- What this task involves
Copy out each line of the data holding "screen".

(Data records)
== == ==

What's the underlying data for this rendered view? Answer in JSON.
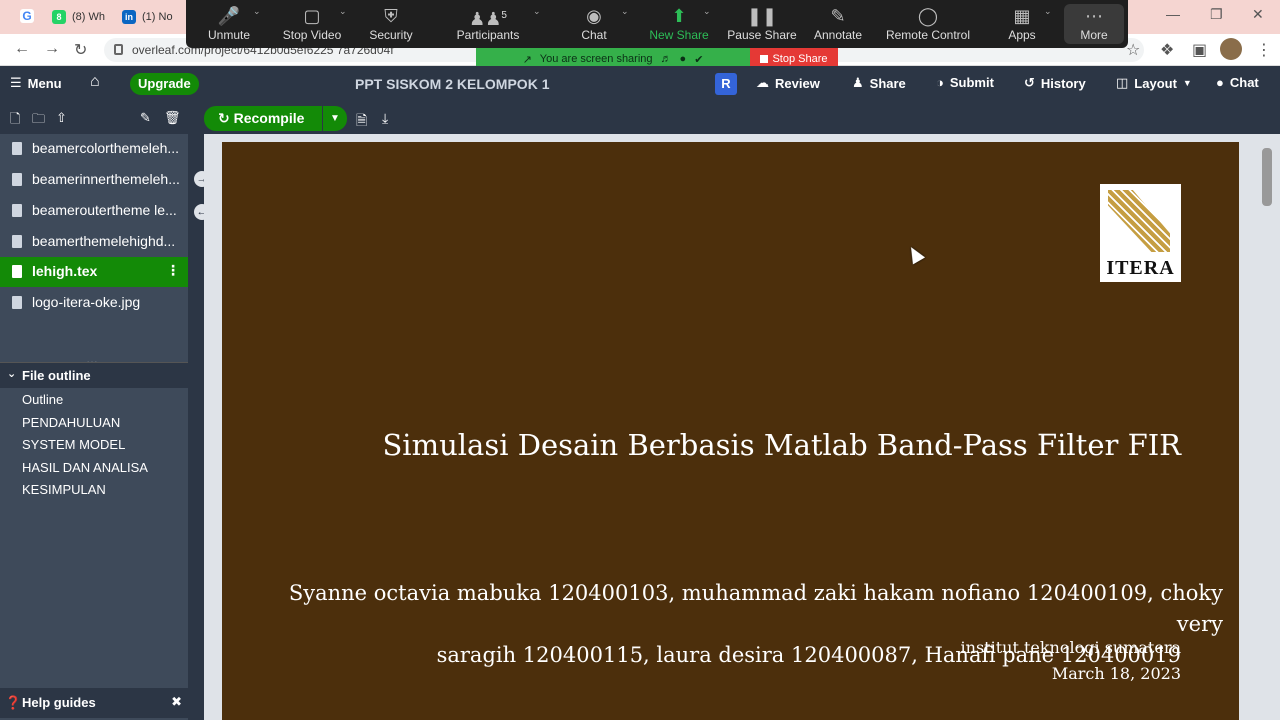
{
  "browser": {
    "tabs": [
      {
        "label": "(8) Wh",
        "icon": "whatsapp-icon",
        "color": "#25d366"
      },
      {
        "label": "(1) No",
        "icon": "linkedin-icon",
        "color": "#0a66c2"
      }
    ],
    "url": "overleaf.com/project/6412b0d5ef6225 7a726d04f"
  },
  "zoom": {
    "items": [
      {
        "label": "Unmute",
        "icon": "microphone-muted-icon"
      },
      {
        "label": "Stop Video",
        "icon": "video-camera-icon"
      },
      {
        "label": "Security",
        "icon": "shield-icon"
      },
      {
        "label": "Participants",
        "icon": "participants-icon",
        "count": "5"
      },
      {
        "label": "Chat",
        "icon": "chat-bubble-icon"
      },
      {
        "label": "New Share",
        "icon": "share-screen-icon"
      },
      {
        "label": "Pause Share",
        "icon": "pause-icon"
      },
      {
        "label": "Annotate",
        "icon": "pencil-icon"
      },
      {
        "label": "Remote Control",
        "icon": "mouse-icon"
      },
      {
        "label": "Apps",
        "icon": "apps-icon"
      },
      {
        "label": "More",
        "icon": "more-dots-icon"
      }
    ],
    "sharing_banner": "You are screen sharing",
    "stop_share": "Stop Share",
    "accent_green": "#2dbd57",
    "stop_red": "#e53935"
  },
  "overleaf": {
    "menu": "Menu",
    "upgrade": "Upgrade",
    "project_title": "PPT SISKOM 2 KELOMPOK 1",
    "avatar_letter": "R",
    "review": "Review",
    "share": "Share",
    "submit": "Submit",
    "history": "History",
    "layout": "Layout",
    "chat": "Chat",
    "brand_green": "#138a07",
    "dark_bg": "#2c3645"
  },
  "files": [
    {
      "name": "beamercolorthemeleh..."
    },
    {
      "name": "beamerinnerthemeleh..."
    },
    {
      "name": "beameroutertheme le..."
    },
    {
      "name": "beamerthemelehighd..."
    },
    {
      "name": "lehigh.tex"
    },
    {
      "name": "logo-itera-oke.jpg"
    }
  ],
  "outline": {
    "heading": "File outline",
    "items": [
      "Outline",
      "PENDAHULUAN",
      "SYSTEM MODEL",
      "HASIL DAN ANALISA",
      "KESIMPULAN"
    ]
  },
  "help": "Help guides",
  "editor": {
    "recompile": "Recompile"
  },
  "slide": {
    "logo_text": "ITERA",
    "title": "Simulasi Desain Berbasis Matlab Band-Pass Filter FIR",
    "authors_line1": "Syanne octavia mabuka 120400103, muhammad zaki hakam nofiano 120400109, choky very",
    "authors_line2": "saragih 120400115, laura desira 120400087, Hanafi pane 120400019",
    "institute": "institut teknologi sumatera",
    "date": "March 18, 2023",
    "background": "#4c2f0c"
  }
}
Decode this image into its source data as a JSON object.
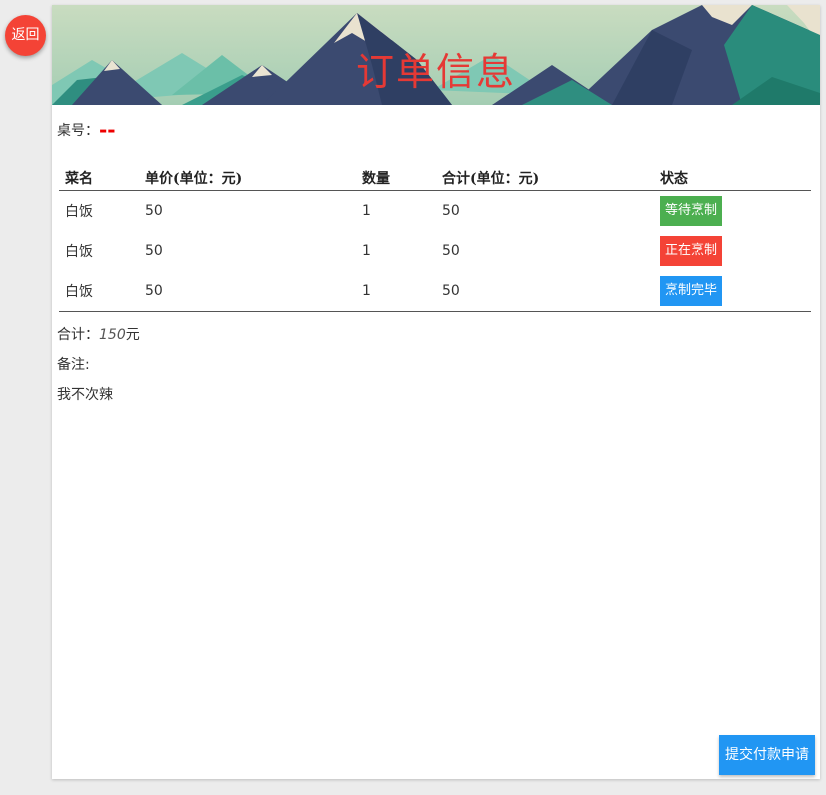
{
  "nav": {
    "back_label": "返回"
  },
  "banner": {
    "title": "订单信息"
  },
  "table_info": {
    "label": "桌号：",
    "value": "--"
  },
  "orders": {
    "headers": [
      "菜名",
      "单价(单位：元)",
      "数量",
      "合计(单位：元)",
      "状态"
    ],
    "rows": [
      {
        "name": "白饭",
        "price": "50",
        "qty": "1",
        "subtotal": "50",
        "status": "等待烹制",
        "status_color": "#4caf50"
      },
      {
        "name": "白饭",
        "price": "50",
        "qty": "1",
        "subtotal": "50",
        "status": "正在烹制",
        "status_color": "#f44336"
      },
      {
        "name": "白饭",
        "price": "50",
        "qty": "1",
        "subtotal": "50",
        "status": "烹制完毕",
        "status_color": "#2196f3"
      }
    ]
  },
  "summary": {
    "label": "合计：",
    "amount": "150",
    "unit": "元"
  },
  "remark": {
    "label": "备注:",
    "text": "我不次辣"
  },
  "actions": {
    "submit_label": "提交付款申请"
  },
  "colors": {
    "accent_red": "#e53935",
    "primary_blue": "#2196f3",
    "success_green": "#4caf50"
  }
}
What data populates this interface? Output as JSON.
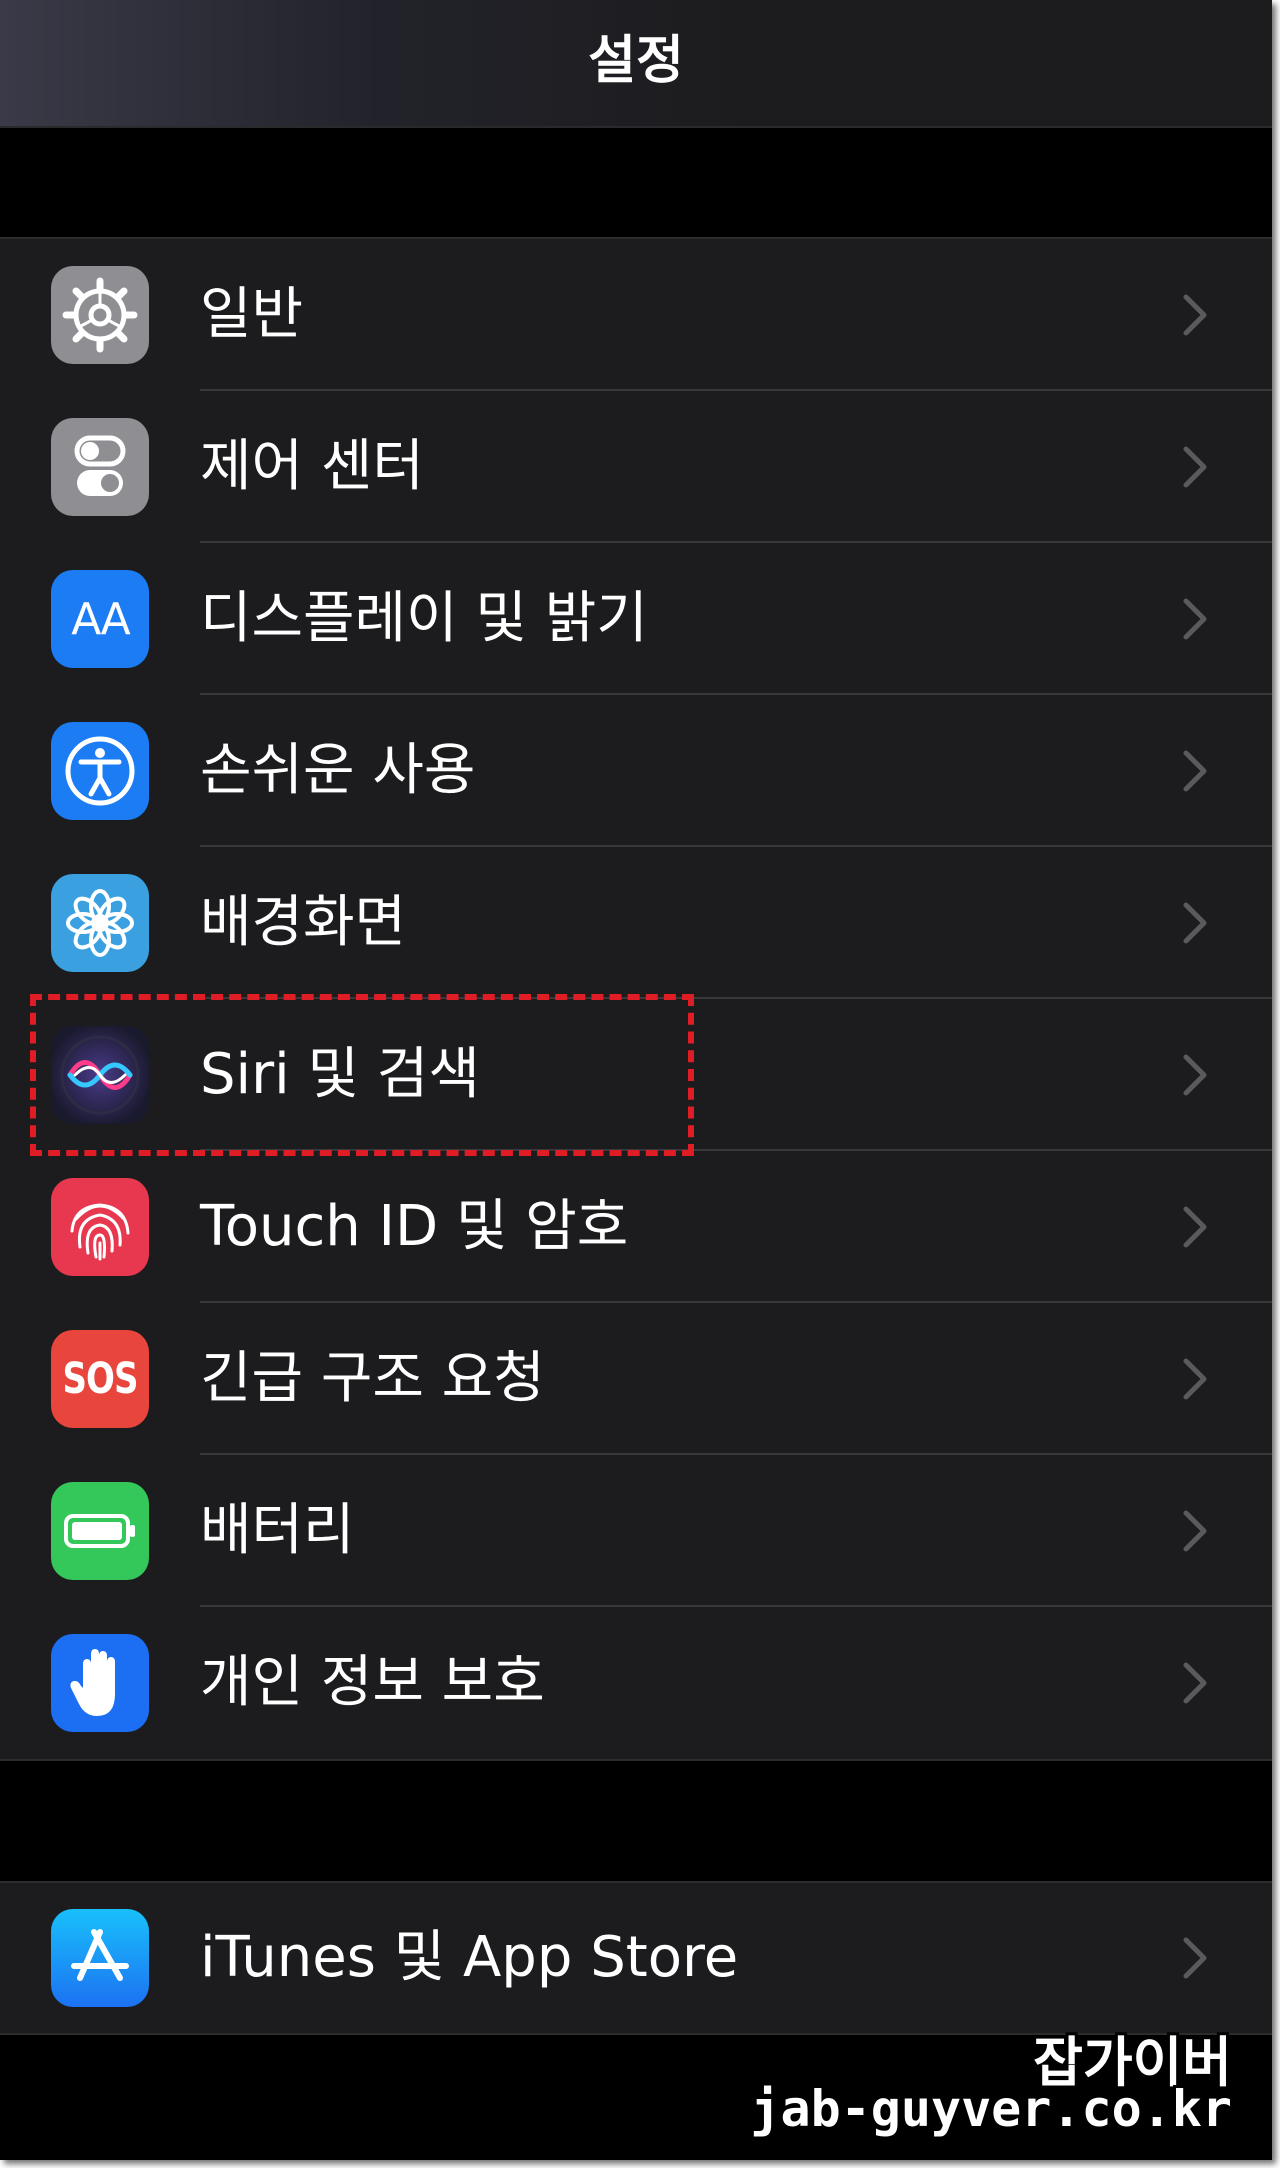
{
  "nav": {
    "title": "설정"
  },
  "group1": [
    {
      "label": "일반",
      "icon": "gear-icon",
      "color": "#8e8e93"
    },
    {
      "label": "제어 센터",
      "icon": "toggles-icon",
      "color": "#8e8e93"
    },
    {
      "label": "디스플레이 및 밝기",
      "icon": "text-size-icon",
      "color": "#1c7cf4",
      "icon_text": "AA"
    },
    {
      "label": "손쉬운 사용",
      "icon": "accessibility-icon",
      "color": "#1c7cf4"
    },
    {
      "label": "배경화면",
      "icon": "flower-icon",
      "color": "#3aa0e0"
    },
    {
      "label": "Siri 및 검색",
      "icon": "siri-icon",
      "color": "#1a1a2e"
    },
    {
      "label": "Touch ID 및 암호",
      "icon": "fingerprint-icon",
      "color": "#e8384f"
    },
    {
      "label": "긴급 구조 요청",
      "icon": "sos-icon",
      "color": "#e8453c",
      "icon_text": "SOS"
    },
    {
      "label": "배터리",
      "icon": "battery-icon",
      "color": "#34c759"
    },
    {
      "label": "개인 정보 보호",
      "icon": "hand-icon",
      "color": "#1c6ef2"
    }
  ],
  "group2": [
    {
      "label": "iTunes 및 App Store",
      "icon": "app-store-icon",
      "color": "#1c8ef4"
    }
  ],
  "watermark": {
    "line1": "잡가이버",
    "line2": "jab-guyver.co.kr"
  },
  "highlight_color": "#e01c24"
}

== == ==

- Reply
        "icon": "share-screen-icon"
    "sharing_banner": "You are screen sharing",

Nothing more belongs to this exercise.